(Excerpts from a figure dataset)
%%
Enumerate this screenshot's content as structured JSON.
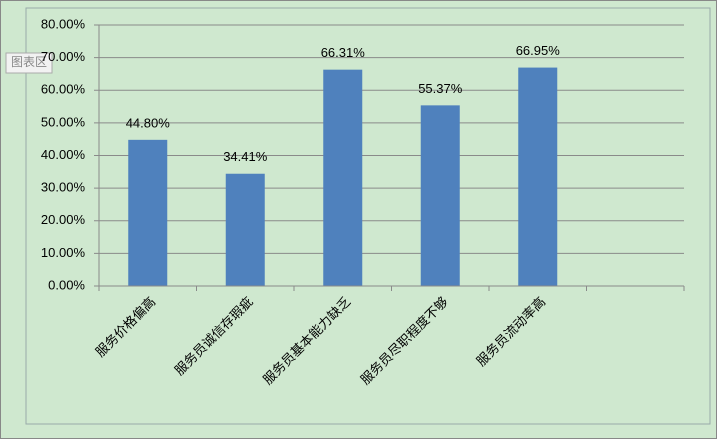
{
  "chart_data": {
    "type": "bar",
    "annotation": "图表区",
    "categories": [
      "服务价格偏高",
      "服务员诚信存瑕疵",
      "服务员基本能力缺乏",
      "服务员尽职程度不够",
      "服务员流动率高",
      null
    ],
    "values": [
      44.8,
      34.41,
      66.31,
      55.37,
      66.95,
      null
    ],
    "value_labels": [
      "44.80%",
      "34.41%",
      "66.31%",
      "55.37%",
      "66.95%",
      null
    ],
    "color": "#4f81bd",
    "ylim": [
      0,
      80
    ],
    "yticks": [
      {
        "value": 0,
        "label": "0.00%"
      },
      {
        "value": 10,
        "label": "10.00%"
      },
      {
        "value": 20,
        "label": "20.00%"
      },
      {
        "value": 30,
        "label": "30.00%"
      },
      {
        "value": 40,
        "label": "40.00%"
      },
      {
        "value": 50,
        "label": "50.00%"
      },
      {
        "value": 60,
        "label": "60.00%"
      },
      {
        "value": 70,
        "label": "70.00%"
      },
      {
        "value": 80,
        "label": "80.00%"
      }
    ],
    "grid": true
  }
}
%%
%%
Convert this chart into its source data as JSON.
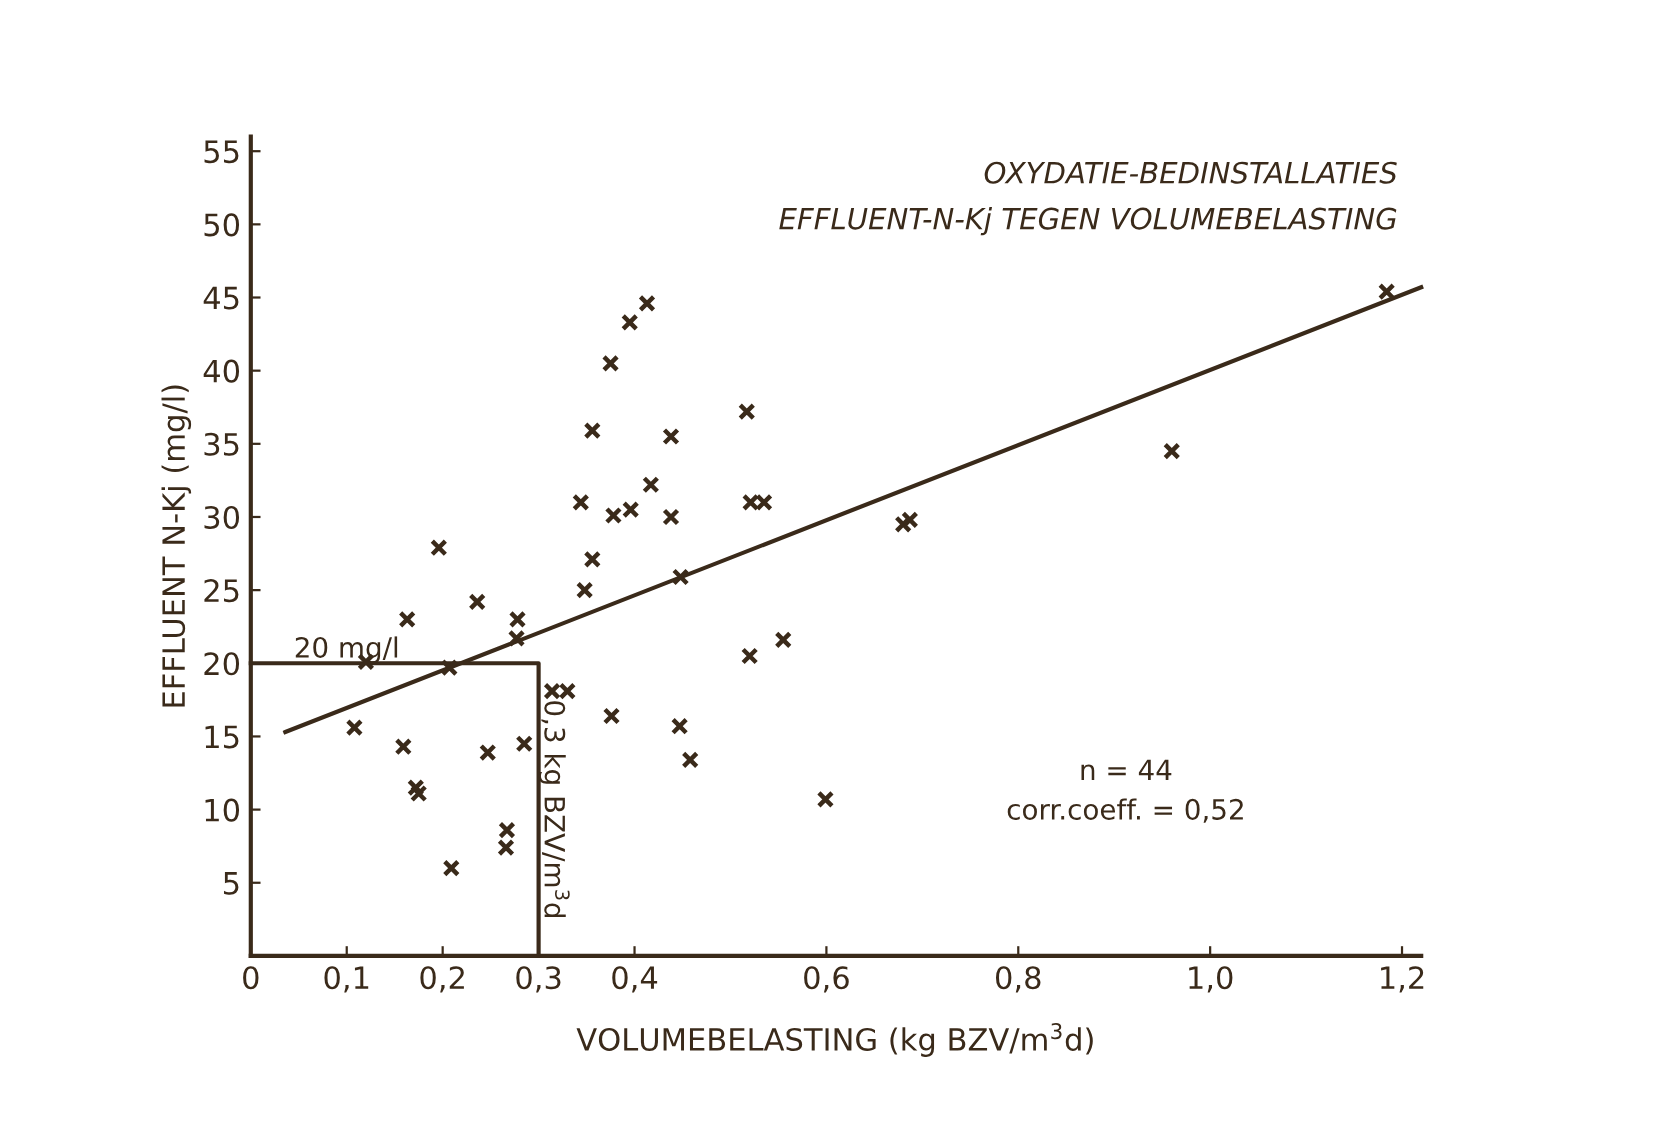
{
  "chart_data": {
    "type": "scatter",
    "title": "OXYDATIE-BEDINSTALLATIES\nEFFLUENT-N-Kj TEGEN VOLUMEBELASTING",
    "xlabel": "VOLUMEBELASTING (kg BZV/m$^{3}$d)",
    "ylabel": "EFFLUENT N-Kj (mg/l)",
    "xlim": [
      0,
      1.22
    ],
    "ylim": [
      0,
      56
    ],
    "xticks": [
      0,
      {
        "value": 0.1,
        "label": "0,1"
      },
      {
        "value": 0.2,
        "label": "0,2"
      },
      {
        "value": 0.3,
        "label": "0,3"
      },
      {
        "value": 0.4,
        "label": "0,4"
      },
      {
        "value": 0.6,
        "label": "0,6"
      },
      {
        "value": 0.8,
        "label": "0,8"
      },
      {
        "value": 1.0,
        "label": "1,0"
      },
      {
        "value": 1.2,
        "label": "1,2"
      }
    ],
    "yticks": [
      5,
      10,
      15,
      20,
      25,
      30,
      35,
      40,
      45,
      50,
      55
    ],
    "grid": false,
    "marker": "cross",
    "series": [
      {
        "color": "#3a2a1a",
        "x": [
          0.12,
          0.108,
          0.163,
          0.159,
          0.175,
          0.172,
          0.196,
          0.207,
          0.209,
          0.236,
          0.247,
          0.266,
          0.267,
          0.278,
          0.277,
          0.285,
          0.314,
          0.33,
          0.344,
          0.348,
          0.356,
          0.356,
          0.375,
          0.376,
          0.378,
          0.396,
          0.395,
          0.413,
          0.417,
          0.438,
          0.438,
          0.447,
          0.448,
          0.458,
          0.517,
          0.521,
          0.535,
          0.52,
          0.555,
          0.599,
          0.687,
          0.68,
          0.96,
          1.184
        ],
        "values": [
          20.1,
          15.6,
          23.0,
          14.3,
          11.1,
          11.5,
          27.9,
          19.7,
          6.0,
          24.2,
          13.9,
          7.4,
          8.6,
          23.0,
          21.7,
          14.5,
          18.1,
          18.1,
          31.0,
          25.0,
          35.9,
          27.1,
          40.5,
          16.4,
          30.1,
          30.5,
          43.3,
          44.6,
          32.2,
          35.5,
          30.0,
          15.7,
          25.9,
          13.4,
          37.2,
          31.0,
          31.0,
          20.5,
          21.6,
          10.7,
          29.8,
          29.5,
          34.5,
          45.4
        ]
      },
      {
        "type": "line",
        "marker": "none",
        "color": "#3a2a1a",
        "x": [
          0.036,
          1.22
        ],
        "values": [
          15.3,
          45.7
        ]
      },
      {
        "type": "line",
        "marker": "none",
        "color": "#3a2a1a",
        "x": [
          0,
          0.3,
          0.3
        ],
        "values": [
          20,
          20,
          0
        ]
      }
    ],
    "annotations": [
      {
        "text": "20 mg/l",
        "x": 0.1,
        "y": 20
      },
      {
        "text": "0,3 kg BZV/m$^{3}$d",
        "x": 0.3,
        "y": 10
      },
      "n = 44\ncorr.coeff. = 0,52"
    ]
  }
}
%%
GIVEN REQUEST ▸ Wherever "type" shows up in a line, copy that line.

WORKED ANSWER ▸
    "type": "bar",
    "type": "scatter",
        "type": "line",
        "type": "line",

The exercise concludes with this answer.